### Text

The crawler root item is ignored on search index updates


Description

When performing incremental updates of search indexes, Sitecore may include content items that are not supposed to be present in the index.

Specifically, Sitecore may ignore the crawler root configuration value for a particular index.

For example, given the following configuration for sitecore_master_index, items that are outside of the /sitecore/content tree may appear in the index:

<index id="sitecore_master_index" type="Sitecore.ContentSearch.LuceneProvider.LuceneIndex, Sitecore.ContentSearch.LuceneProvider">
  ...
  <locations hint="list:AddCrawler">
    <crawler type="Sitecore.ContentSearch.SitecoreItemCrawler, Sitecore.ContentSearch">
      <Database>master</Database>
      <Root>/sitecore/content</Root>
    </crawler>
  </locations>
</index>

The cause of the issue is that the the crawler root item specified for the index is ignored during index update operations.

Please note that this issue does not occur when a full search index rebuild is performed.

Solution

To resolve the issue, perform the following steps:

  1. Place the Sitecore.Support.406670.dll assembly in the \bin folder.

######
### Record list

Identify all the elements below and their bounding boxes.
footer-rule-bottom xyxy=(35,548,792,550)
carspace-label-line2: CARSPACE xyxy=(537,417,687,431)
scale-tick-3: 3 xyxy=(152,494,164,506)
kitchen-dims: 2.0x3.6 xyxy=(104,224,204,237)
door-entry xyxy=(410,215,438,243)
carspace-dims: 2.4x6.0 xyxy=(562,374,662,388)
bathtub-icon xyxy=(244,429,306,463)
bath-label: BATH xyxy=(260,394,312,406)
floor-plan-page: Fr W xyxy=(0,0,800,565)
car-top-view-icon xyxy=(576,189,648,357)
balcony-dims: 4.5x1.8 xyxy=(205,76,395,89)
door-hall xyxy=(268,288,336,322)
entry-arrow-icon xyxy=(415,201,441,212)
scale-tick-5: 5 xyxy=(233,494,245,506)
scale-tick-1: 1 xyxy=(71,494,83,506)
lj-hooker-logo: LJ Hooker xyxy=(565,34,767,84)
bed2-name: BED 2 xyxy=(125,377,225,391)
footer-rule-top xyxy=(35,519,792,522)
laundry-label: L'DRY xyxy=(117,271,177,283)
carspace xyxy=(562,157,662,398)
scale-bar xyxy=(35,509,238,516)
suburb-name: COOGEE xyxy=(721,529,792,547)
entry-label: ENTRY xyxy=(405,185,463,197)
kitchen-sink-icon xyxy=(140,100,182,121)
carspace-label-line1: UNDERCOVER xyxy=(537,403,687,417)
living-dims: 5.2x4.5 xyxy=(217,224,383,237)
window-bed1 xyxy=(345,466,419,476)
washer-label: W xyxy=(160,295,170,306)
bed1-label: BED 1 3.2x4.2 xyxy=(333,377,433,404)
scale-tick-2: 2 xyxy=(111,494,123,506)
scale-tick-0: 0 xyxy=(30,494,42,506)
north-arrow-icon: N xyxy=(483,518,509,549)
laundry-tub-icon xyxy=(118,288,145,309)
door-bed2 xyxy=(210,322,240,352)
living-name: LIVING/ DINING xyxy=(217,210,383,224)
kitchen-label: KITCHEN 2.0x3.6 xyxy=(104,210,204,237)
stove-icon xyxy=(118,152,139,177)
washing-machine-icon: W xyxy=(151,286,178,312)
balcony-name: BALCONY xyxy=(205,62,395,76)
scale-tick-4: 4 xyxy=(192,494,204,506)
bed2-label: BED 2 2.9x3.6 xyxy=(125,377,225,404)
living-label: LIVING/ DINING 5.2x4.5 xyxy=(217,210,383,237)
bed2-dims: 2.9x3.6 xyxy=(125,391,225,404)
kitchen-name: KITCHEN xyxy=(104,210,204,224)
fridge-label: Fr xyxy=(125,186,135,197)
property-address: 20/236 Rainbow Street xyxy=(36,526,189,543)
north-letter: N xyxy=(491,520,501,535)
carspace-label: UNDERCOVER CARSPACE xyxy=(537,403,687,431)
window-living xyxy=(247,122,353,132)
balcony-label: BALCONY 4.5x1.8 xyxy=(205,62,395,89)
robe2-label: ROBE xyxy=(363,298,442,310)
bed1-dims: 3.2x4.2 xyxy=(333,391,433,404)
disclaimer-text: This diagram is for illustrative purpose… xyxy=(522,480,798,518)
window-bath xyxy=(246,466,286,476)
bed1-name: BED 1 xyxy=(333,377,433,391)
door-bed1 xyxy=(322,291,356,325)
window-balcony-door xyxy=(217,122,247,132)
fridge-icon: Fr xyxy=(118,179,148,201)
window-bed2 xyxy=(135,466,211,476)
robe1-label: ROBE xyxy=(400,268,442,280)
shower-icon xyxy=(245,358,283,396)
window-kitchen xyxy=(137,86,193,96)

######

* _Work instructions_
A) Based on the crawler root article, why may items outside the /sitecore/content tree appear in sitecore_master_index? Answer in one to three sentences.
B) Please pick up the crawler root article right after its last step and write what comes next.

* _The results_
A) During incremental index update operations, Sitecore ignores the crawler root item set for the index. The Root value of /sitecore/content therefore isn't applied, so items outside that tree can get into the index.

B)
  2. In configuration files, replace all occurrences of the following string:
    Sitecore.ContentSearch.SitecoreItemCrawler, Sitecore.ContentSearch
    with this string:
    Sitecore.Support.ContentSearch.SitecoreItemCrawler, Sitecore.Support.406670
    For example, the sitecore_master_index index configuration would look like this:
    <index id="sitecore_master_index" type="Sitecore.ContentSearch.LuceneProvider.LuceneIndex, Sitecore.ContentSearch.LuceneProvider">
      ...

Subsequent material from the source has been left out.